| Task instructions |
Render the material again word for word, skipping the pictures in it.

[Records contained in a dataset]
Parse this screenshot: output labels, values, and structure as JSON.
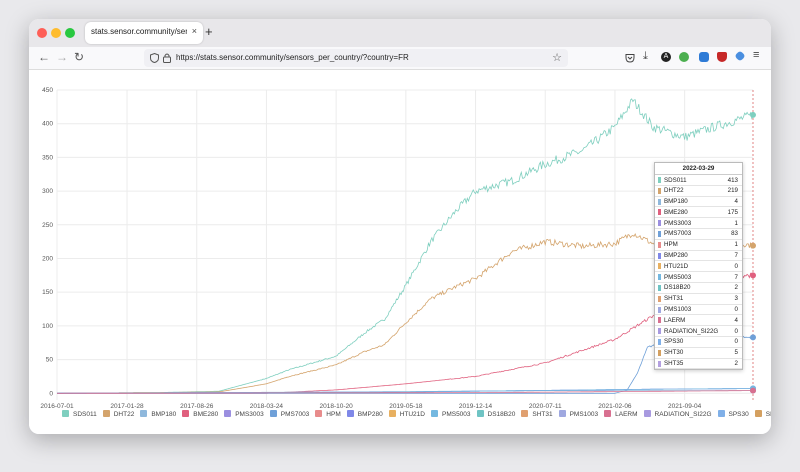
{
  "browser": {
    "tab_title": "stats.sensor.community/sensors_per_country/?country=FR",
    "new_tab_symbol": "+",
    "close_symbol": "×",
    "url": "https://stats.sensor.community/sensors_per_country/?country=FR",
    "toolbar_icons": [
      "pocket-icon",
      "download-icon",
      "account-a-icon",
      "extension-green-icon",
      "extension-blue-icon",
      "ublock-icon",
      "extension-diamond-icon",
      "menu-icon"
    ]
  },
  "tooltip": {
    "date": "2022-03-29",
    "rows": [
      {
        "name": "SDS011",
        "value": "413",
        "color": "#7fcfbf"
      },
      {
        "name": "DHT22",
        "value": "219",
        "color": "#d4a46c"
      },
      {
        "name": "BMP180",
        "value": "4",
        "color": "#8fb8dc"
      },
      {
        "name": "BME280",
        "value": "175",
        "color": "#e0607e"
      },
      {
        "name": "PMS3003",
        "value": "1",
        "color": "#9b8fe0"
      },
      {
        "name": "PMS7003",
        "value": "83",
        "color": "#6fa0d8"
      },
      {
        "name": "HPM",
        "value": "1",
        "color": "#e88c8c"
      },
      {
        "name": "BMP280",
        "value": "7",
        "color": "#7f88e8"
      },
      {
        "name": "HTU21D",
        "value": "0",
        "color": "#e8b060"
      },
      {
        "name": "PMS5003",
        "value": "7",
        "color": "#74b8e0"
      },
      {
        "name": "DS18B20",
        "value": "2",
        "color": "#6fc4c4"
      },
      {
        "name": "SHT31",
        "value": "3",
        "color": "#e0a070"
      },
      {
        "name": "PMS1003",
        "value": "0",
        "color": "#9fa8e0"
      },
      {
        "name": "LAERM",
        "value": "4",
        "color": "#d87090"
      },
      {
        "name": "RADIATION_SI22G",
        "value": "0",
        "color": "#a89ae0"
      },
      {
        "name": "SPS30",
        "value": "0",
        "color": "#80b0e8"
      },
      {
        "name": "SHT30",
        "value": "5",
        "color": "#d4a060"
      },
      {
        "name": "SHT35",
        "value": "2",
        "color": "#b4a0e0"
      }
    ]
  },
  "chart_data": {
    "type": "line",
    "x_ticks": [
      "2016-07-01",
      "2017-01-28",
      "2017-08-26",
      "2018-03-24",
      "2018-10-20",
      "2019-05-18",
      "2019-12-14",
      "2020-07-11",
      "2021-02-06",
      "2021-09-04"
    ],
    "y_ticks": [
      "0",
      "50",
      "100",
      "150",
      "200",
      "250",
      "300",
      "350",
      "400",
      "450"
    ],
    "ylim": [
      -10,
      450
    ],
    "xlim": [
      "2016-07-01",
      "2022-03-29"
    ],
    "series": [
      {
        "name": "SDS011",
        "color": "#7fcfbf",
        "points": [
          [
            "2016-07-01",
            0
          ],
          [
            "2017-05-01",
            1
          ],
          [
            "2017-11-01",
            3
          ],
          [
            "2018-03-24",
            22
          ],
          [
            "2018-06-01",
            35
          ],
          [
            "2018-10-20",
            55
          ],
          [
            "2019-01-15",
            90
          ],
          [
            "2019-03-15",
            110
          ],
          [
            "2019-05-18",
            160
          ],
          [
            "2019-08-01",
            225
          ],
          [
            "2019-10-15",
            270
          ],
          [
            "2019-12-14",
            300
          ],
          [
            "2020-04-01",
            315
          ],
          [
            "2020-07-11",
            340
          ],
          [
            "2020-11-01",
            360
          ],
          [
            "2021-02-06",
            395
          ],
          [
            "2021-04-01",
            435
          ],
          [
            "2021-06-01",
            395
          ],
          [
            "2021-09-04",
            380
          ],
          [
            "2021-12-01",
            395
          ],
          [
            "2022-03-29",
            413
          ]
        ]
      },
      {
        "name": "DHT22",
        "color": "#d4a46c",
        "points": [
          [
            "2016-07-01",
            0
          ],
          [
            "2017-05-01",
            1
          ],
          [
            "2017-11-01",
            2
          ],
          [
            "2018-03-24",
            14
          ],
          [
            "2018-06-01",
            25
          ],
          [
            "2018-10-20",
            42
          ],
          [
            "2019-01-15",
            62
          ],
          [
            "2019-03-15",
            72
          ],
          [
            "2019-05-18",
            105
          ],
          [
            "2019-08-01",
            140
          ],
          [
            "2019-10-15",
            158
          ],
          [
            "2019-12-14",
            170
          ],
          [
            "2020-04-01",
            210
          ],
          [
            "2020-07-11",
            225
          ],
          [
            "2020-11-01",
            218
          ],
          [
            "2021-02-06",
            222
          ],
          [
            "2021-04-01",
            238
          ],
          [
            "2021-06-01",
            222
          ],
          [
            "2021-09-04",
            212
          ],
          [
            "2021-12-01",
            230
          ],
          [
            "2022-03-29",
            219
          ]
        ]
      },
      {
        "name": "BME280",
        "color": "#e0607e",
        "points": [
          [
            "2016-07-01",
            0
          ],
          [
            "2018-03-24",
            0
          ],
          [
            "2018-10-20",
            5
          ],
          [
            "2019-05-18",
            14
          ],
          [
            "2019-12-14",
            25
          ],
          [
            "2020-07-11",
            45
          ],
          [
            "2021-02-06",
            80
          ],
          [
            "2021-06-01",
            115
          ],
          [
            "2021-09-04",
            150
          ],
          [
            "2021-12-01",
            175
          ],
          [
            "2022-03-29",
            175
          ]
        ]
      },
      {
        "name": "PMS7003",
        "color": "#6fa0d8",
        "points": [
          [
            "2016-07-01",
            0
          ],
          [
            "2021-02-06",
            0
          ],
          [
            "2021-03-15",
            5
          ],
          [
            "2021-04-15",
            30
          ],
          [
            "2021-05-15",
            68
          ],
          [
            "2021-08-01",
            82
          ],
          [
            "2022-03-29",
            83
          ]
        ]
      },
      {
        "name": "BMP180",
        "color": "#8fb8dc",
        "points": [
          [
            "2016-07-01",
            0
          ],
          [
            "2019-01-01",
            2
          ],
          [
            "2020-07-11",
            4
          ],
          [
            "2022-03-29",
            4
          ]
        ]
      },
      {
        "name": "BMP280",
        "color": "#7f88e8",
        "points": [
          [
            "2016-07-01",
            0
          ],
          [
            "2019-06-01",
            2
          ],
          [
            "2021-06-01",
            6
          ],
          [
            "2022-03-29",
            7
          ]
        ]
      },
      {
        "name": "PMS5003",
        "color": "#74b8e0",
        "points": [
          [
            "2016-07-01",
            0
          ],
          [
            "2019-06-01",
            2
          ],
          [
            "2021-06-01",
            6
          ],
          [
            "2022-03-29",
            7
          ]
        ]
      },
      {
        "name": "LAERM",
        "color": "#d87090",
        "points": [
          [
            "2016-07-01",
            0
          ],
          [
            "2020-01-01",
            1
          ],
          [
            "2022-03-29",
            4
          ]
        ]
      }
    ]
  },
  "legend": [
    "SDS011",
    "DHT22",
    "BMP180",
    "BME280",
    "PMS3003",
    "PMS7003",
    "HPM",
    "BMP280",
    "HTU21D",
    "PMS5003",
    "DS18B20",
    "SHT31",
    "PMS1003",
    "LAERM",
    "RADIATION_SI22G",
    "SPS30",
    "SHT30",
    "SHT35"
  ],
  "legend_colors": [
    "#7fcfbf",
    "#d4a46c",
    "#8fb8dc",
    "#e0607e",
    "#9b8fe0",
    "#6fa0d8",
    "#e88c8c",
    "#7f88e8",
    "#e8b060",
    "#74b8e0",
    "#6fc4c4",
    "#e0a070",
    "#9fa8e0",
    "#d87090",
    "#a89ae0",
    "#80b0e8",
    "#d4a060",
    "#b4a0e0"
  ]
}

| Written reply |
Parse this screenshot: output labels, values, and structure as JSON.
{
  "browser": {
    "tab_title": "stats.sensor.community/sensors_per_country/?country=FR",
    "new_tab_symbol": "+",
    "close_symbol": "×",
    "url": "https://stats.sensor.community/sensors_per_country/?country=FR",
    "toolbar_icons": [
      "pocket-icon",
      "download-icon",
      "account-a-icon",
      "extension-green-icon",
      "extension-blue-icon",
      "ublock-icon",
      "extension-diamond-icon",
      "menu-icon"
    ]
  },
  "tooltip": {
    "date": "2022-03-29",
    "rows": [
      {
        "name": "SDS011",
        "value": "413",
        "color": "#7fcfbf"
      },
      {
        "name": "DHT22",
        "value": "219",
        "color": "#d4a46c"
      },
      {
        "name": "BMP180",
        "value": "4",
        "color": "#8fb8dc"
      },
      {
        "name": "BME280",
        "value": "175",
        "color": "#e0607e"
      },
      {
        "name": "PMS3003",
        "value": "1",
        "color": "#9b8fe0"
      },
      {
        "name": "PMS7003",
        "value": "83",
        "color": "#6fa0d8"
      },
      {
        "name": "HPM",
        "value": "1",
        "color": "#e88c8c"
      },
      {
        "name": "BMP280",
        "value": "7",
        "color": "#7f88e8"
      },
      {
        "name": "HTU21D",
        "value": "0",
        "color": "#e8b060"
      },
      {
        "name": "PMS5003",
        "value": "7",
        "color": "#74b8e0"
      },
      {
        "name": "DS18B20",
        "value": "2",
        "color": "#6fc4c4"
      },
      {
        "name": "SHT31",
        "value": "3",
        "color": "#e0a070"
      },
      {
        "name": "PMS1003",
        "value": "0",
        "color": "#9fa8e0"
      },
      {
        "name": "LAERM",
        "value": "4",
        "color": "#d87090"
      },
      {
        "name": "RADIATION_SI22G",
        "value": "0",
        "color": "#a89ae0"
      },
      {
        "name": "SPS30",
        "value": "0",
        "color": "#80b0e8"
      },
      {
        "name": "SHT30",
        "value": "5",
        "color": "#d4a060"
      },
      {
        "name": "SHT35",
        "value": "2",
        "color": "#b4a0e0"
      }
    ]
  },
  "chart_data": {
    "type": "line",
    "x_ticks": [
      "2016-07-01",
      "2017-01-28",
      "2017-08-26",
      "2018-03-24",
      "2018-10-20",
      "2019-05-18",
      "2019-12-14",
      "2020-07-11",
      "2021-02-06",
      "2021-09-04"
    ],
    "y_ticks": [
      "0",
      "50",
      "100",
      "150",
      "200",
      "250",
      "300",
      "350",
      "400",
      "450"
    ],
    "ylim": [
      -10,
      450
    ],
    "xlim": [
      "2016-07-01",
      "2022-03-29"
    ],
    "series": [
      {
        "name": "SDS011",
        "color": "#7fcfbf",
        "points": [
          [
            "2016-07-01",
            0
          ],
          [
            "2017-05-01",
            1
          ],
          [
            "2017-11-01",
            3
          ],
          [
            "2018-03-24",
            22
          ],
          [
            "2018-06-01",
            35
          ],
          [
            "2018-10-20",
            55
          ],
          [
            "2019-01-15",
            90
          ],
          [
            "2019-03-15",
            110
          ],
          [
            "2019-05-18",
            160
          ],
          [
            "2019-08-01",
            225
          ],
          [
            "2019-10-15",
            270
          ],
          [
            "2019-12-14",
            300
          ],
          [
            "2020-04-01",
            315
          ],
          [
            "2020-07-11",
            340
          ],
          [
            "2020-11-01",
            360
          ],
          [
            "2021-02-06",
            395
          ],
          [
            "2021-04-01",
            435
          ],
          [
            "2021-06-01",
            395
          ],
          [
            "2021-09-04",
            380
          ],
          [
            "2021-12-01",
            395
          ],
          [
            "2022-03-29",
            413
          ]
        ]
      },
      {
        "name": "DHT22",
        "color": "#d4a46c",
        "points": [
          [
            "2016-07-01",
            0
          ],
          [
            "2017-05-01",
            1
          ],
          [
            "2017-11-01",
            2
          ],
          [
            "2018-03-24",
            14
          ],
          [
            "2018-06-01",
            25
          ],
          [
            "2018-10-20",
            42
          ],
          [
            "2019-01-15",
            62
          ],
          [
            "2019-03-15",
            72
          ],
          [
            "2019-05-18",
            105
          ],
          [
            "2019-08-01",
            140
          ],
          [
            "2019-10-15",
            158
          ],
          [
            "2019-12-14",
            170
          ],
          [
            "2020-04-01",
            210
          ],
          [
            "2020-07-11",
            225
          ],
          [
            "2020-11-01",
            218
          ],
          [
            "2021-02-06",
            222
          ],
          [
            "2021-04-01",
            238
          ],
          [
            "2021-06-01",
            222
          ],
          [
            "2021-09-04",
            212
          ],
          [
            "2021-12-01",
            230
          ],
          [
            "2022-03-29",
            219
          ]
        ]
      },
      {
        "name": "BME280",
        "color": "#e0607e",
        "points": [
          [
            "2016-07-01",
            0
          ],
          [
            "2018-03-24",
            0
          ],
          [
            "2018-10-20",
            5
          ],
          [
            "2019-05-18",
            14
          ],
          [
            "2019-12-14",
            25
          ],
          [
            "2020-07-11",
            45
          ],
          [
            "2021-02-06",
            80
          ],
          [
            "2021-06-01",
            115
          ],
          [
            "2021-09-04",
            150
          ],
          [
            "2021-12-01",
            175
          ],
          [
            "2022-03-29",
            175
          ]
        ]
      },
      {
        "name": "PMS7003",
        "color": "#6fa0d8",
        "points": [
          [
            "2016-07-01",
            0
          ],
          [
            "2021-02-06",
            0
          ],
          [
            "2021-03-15",
            5
          ],
          [
            "2021-04-15",
            30
          ],
          [
            "2021-05-15",
            68
          ],
          [
            "2021-08-01",
            82
          ],
          [
            "2022-03-29",
            83
          ]
        ]
      },
      {
        "name": "BMP180",
        "color": "#8fb8dc",
        "points": [
          [
            "2016-07-01",
            0
          ],
          [
            "2019-01-01",
            2
          ],
          [
            "2020-07-11",
            4
          ],
          [
            "2022-03-29",
            4
          ]
        ]
      },
      {
        "name": "BMP280",
        "color": "#7f88e8",
        "points": [
          [
            "2016-07-01",
            0
          ],
          [
            "2019-06-01",
            2
          ],
          [
            "2021-06-01",
            6
          ],
          [
            "2022-03-29",
            7
          ]
        ]
      },
      {
        "name": "PMS5003",
        "color": "#74b8e0",
        "points": [
          [
            "2016-07-01",
            0
          ],
          [
            "2019-06-01",
            2
          ],
          [
            "2021-06-01",
            6
          ],
          [
            "2022-03-29",
            7
          ]
        ]
      },
      {
        "name": "LAERM",
        "color": "#d87090",
        "points": [
          [
            "2016-07-01",
            0
          ],
          [
            "2020-01-01",
            1
          ],
          [
            "2022-03-29",
            4
          ]
        ]
      }
    ]
  },
  "legend": [
    "SDS011",
    "DHT22",
    "BMP180",
    "BME280",
    "PMS3003",
    "PMS7003",
    "HPM",
    "BMP280",
    "HTU21D",
    "PMS5003",
    "DS18B20",
    "SHT31",
    "PMS1003",
    "LAERM",
    "RADIATION_SI22G",
    "SPS30",
    "SHT30",
    "SHT35"
  ],
  "legend_colors": [
    "#7fcfbf",
    "#d4a46c",
    "#8fb8dc",
    "#e0607e",
    "#9b8fe0",
    "#6fa0d8",
    "#e88c8c",
    "#7f88e8",
    "#e8b060",
    "#74b8e0",
    "#6fc4c4",
    "#e0a070",
    "#9fa8e0",
    "#d87090",
    "#a89ae0",
    "#80b0e8",
    "#d4a060",
    "#b4a0e0"
  ]
}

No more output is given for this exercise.